» PROVIDED RECORDS:
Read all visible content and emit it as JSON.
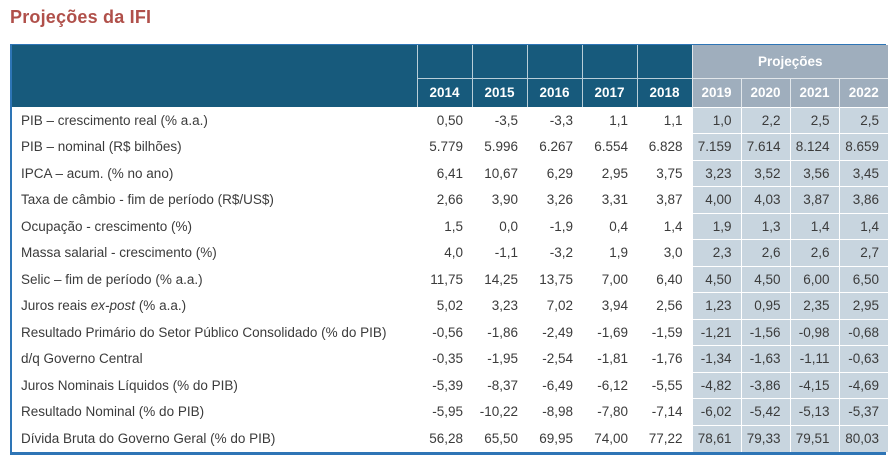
{
  "title": "Projeções da IFI",
  "table": {
    "projections_header": "Projeções",
    "historical_years": [
      "2014",
      "2015",
      "2016",
      "2017",
      "2018"
    ],
    "projected_years": [
      "2019",
      "2020",
      "2021",
      "2022"
    ],
    "rows": [
      {
        "label": "PIB – crescimento real (% a.a.)",
        "values": [
          "0,50",
          "-3,5",
          "-3,3",
          "1,1",
          "1,1",
          "1,0",
          "2,2",
          "2,5",
          "2,5"
        ]
      },
      {
        "label": "PIB – nominal (R$ bilhões)",
        "values": [
          "5.779",
          "5.996",
          "6.267",
          "6.554",
          "6.828",
          "7.159",
          "7.614",
          "8.124",
          "8.659"
        ]
      },
      {
        "label": "IPCA – acum. (% no ano)",
        "values": [
          "6,41",
          "10,67",
          "6,29",
          "2,95",
          "3,75",
          "3,23",
          "3,52",
          "3,56",
          "3,45"
        ]
      },
      {
        "label": "Taxa de câmbio - fim de período (R$/US$)",
        "values": [
          "2,66",
          "3,90",
          "3,26",
          "3,31",
          "3,87",
          "4,00",
          "4,03",
          "3,87",
          "3,86"
        ]
      },
      {
        "label": "Ocupação - crescimento (%)",
        "values": [
          "1,5",
          "0,0",
          "-1,9",
          "0,4",
          "1,4",
          "1,9",
          "1,3",
          "1,4",
          "1,4"
        ]
      },
      {
        "label": "Massa salarial - crescimento (%)",
        "values": [
          "4,0",
          "-1,1",
          "-3,2",
          "1,9",
          "3,0",
          "2,3",
          "2,6",
          "2,6",
          "2,7"
        ]
      },
      {
        "label": "Selic – fim de período (% a.a.)",
        "values": [
          "11,75",
          "14,25",
          "13,75",
          "7,00",
          "6,40",
          "4,50",
          "4,50",
          "6,00",
          "6,50"
        ]
      },
      {
        "label": "Juros reais ex-post (% a.a.)",
        "italic_substring": "ex-post",
        "values": [
          "5,02",
          "3,23",
          "7,02",
          "3,94",
          "2,56",
          "1,23",
          "0,95",
          "2,35",
          "2,95"
        ]
      },
      {
        "label": "Resultado Primário do Setor Público Consolidado (% do PIB)",
        "values": [
          "-0,56",
          "-1,86",
          "-2,49",
          "-1,69",
          "-1,59",
          "-1,21",
          "-1,56",
          "-0,98",
          "-0,68"
        ]
      },
      {
        "label": "d/q Governo Central",
        "values": [
          "-0,35",
          "-1,95",
          "-2,54",
          "-1,81",
          "-1,76",
          "-1,34",
          "-1,63",
          "-1,11",
          "-0,63"
        ]
      },
      {
        "label": "Juros Nominais Líquidos (% do PIB)",
        "values": [
          "-5,39",
          "-8,37",
          "-6,49",
          "-6,12",
          "-5,55",
          "-4,82",
          "-3,86",
          "-4,15",
          "-4,69"
        ]
      },
      {
        "label": "Resultado Nominal (% do PIB)",
        "values": [
          "-5,95",
          "-10,22",
          "-8,98",
          "-7,80",
          "-7,14",
          "-6,02",
          "-5,42",
          "-5,13",
          "-5,37"
        ]
      },
      {
        "label": "Dívida Bruta do Governo Geral (% do PIB)",
        "values": [
          "56,28",
          "65,50",
          "69,95",
          "74,00",
          "77,22",
          "78,61",
          "79,33",
          "79,51",
          "80,03"
        ]
      }
    ]
  },
  "colors": {
    "title_red": "#B0504A",
    "header_dark_blue": "#175A7C",
    "projections_header_gray": "#9FAEBD",
    "projection_cell_blue": "#C8D5DF",
    "table_border_blue": "#2E75B6",
    "body_text": "#3B3B3B"
  }
}
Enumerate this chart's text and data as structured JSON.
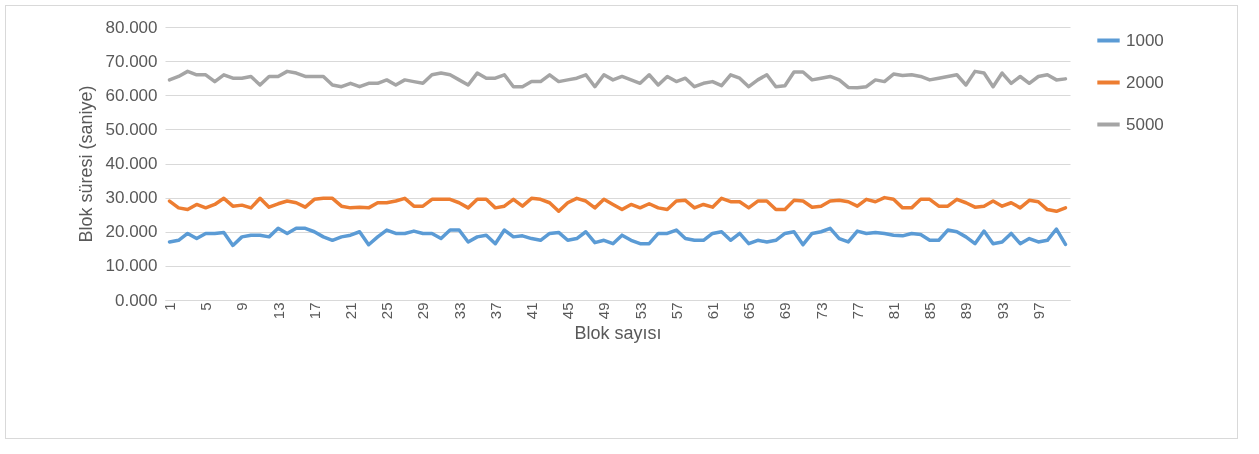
{
  "chart_data": {
    "type": "line",
    "xlabel": "Blok sayısı",
    "ylabel": "Blok süresi (saniye)",
    "categories": [
      "1",
      null,
      null,
      null,
      "5",
      null,
      null,
      null,
      "9",
      null,
      null,
      null,
      "13",
      null,
      null,
      null,
      "17",
      null,
      null,
      null,
      "21",
      null,
      null,
      null,
      "25",
      null,
      null,
      null,
      "29",
      null,
      null,
      null,
      "33",
      null,
      null,
      null,
      "37",
      null,
      null,
      null,
      "41",
      null,
      null,
      null,
      "45",
      null,
      null,
      null,
      "49",
      null,
      null,
      null,
      "53",
      null,
      null,
      null,
      "57",
      null,
      null,
      null,
      "61",
      null,
      null,
      null,
      "65",
      null,
      null,
      null,
      "69",
      null,
      null,
      null,
      "73",
      null,
      null,
      null,
      "77",
      null,
      null,
      null,
      "81",
      null,
      null,
      null,
      "85",
      null,
      null,
      null,
      "89",
      null,
      null,
      null,
      "93",
      null,
      null,
      null,
      "97",
      null,
      null,
      null
    ],
    "series": [
      {
        "name": "1000",
        "color": "#5b9bd5",
        "values": [
          17,
          17.5,
          19.5,
          18,
          19.5,
          19.5,
          19.8,
          16,
          18.5,
          19,
          19,
          18.5,
          21,
          19.5,
          21,
          21,
          20,
          18.5,
          17.5,
          18.5,
          19,
          20,
          16.2,
          18.5,
          20.5,
          19.5,
          19.5,
          20.2,
          19.5,
          19.5,
          18,
          20.5,
          20.5,
          17,
          18.5,
          19,
          16.5,
          20.5,
          18.5,
          18.8,
          18,
          17.5,
          19.5,
          19.8,
          17.5,
          18,
          20,
          16.8,
          17.5,
          16.5,
          19,
          17.5,
          16.5,
          16.5,
          19.5,
          19.5,
          20.5,
          18,
          17.5,
          17.5,
          19.5,
          20,
          17.5,
          19.5,
          16.5,
          17.5,
          17,
          17.5,
          19.5,
          20,
          16.2,
          19.5,
          20,
          21,
          18,
          17,
          20.2,
          19.5,
          19.8,
          19.5,
          19,
          18.8,
          19.5,
          19.2,
          17.5,
          17.5,
          20.5,
          20,
          18.5,
          16.5,
          20.2,
          16.5,
          17,
          19.5,
          16.5,
          18,
          17,
          17.5,
          20.8,
          16.3
        ]
      },
      {
        "name": "2000",
        "color": "#ed7d31",
        "values": [
          29,
          27,
          26.5,
          28,
          27,
          28,
          29.8,
          27.5,
          27.8,
          27,
          29.8,
          27.2,
          28.2,
          29,
          28.5,
          27.2,
          29.5,
          29.8,
          29.8,
          27.5,
          27,
          27.2,
          27,
          28.5,
          28.5,
          29,
          29.8,
          27.5,
          27.5,
          29.5,
          29.5,
          29.5,
          28.5,
          27,
          29.5,
          29.5,
          27,
          27.5,
          29.5,
          27.5,
          29.8,
          29.5,
          28.5,
          26,
          28.5,
          29.8,
          29,
          27,
          29.5,
          28,
          26.5,
          28,
          27,
          28.2,
          27,
          26.5,
          29,
          29.2,
          27,
          28,
          27.2,
          29.8,
          28.8,
          28.8,
          27,
          29,
          29,
          26.5,
          26.5,
          29.2,
          29,
          27.2,
          27.5,
          29,
          29.2,
          28.8,
          27.5,
          29.5,
          28.8,
          30,
          29.5,
          27,
          27,
          29.5,
          29.5,
          27.5,
          27.5,
          29.5,
          28.5,
          27.2,
          27.5,
          29,
          27.5,
          28.5,
          27,
          29.2,
          28.8,
          26.5,
          26,
          27
        ]
      },
      {
        "name": "5000",
        "color": "#a5a5a5",
        "values": [
          64.5,
          65.5,
          67,
          66,
          66,
          64,
          66,
          65,
          65,
          65.5,
          63,
          65.5,
          65.5,
          67,
          66.5,
          65.5,
          65.5,
          65.5,
          63,
          62.5,
          63.5,
          62.5,
          63.5,
          63.5,
          64.5,
          63,
          64.5,
          64,
          63.5,
          66,
          66.5,
          66,
          64.5,
          63,
          66.5,
          65,
          65,
          66,
          62.5,
          62.5,
          64,
          64,
          66,
          64,
          64.5,
          65,
          66,
          62.5,
          66,
          64.5,
          65.5,
          64.5,
          63.5,
          66,
          63,
          65.5,
          64,
          65,
          62.5,
          63.5,
          64,
          62.8,
          66,
          65,
          62.5,
          64.5,
          66,
          62.5,
          62.8,
          66.8,
          66.8,
          64.5,
          65,
          65.5,
          64.5,
          62.3,
          62.2,
          62.5,
          64.5,
          64,
          66.2,
          65.8,
          66,
          65.5,
          64.5,
          65,
          65.5,
          66,
          63,
          67,
          66.5,
          62.5,
          66.5,
          63.5,
          65.5,
          63.5,
          65.5,
          66,
          64.5,
          64.8
        ]
      }
    ],
    "ylim": [
      0,
      80
    ],
    "yticks": [
      {
        "value": 0,
        "label": "0.000"
      },
      {
        "value": 10,
        "label": "10.000"
      },
      {
        "value": 20,
        "label": "20.000"
      },
      {
        "value": 30,
        "label": "30.000"
      },
      {
        "value": 40,
        "label": "40.000"
      },
      {
        "value": 50,
        "label": "50.000"
      },
      {
        "value": 60,
        "label": "60.000"
      },
      {
        "value": 70,
        "label": "70.000"
      },
      {
        "value": 80,
        "label": "80.000"
      }
    ],
    "grid": "y",
    "legend": "right"
  }
}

» EXERCISE TASK: Using the records above, select and copy every line that has the word "Resultado".

» SOLUTION:
        "label": "Resultado Primário do Setor Público Consolidado (% do PIB)",
        "label": "Resultado Nominal (% do PIB)",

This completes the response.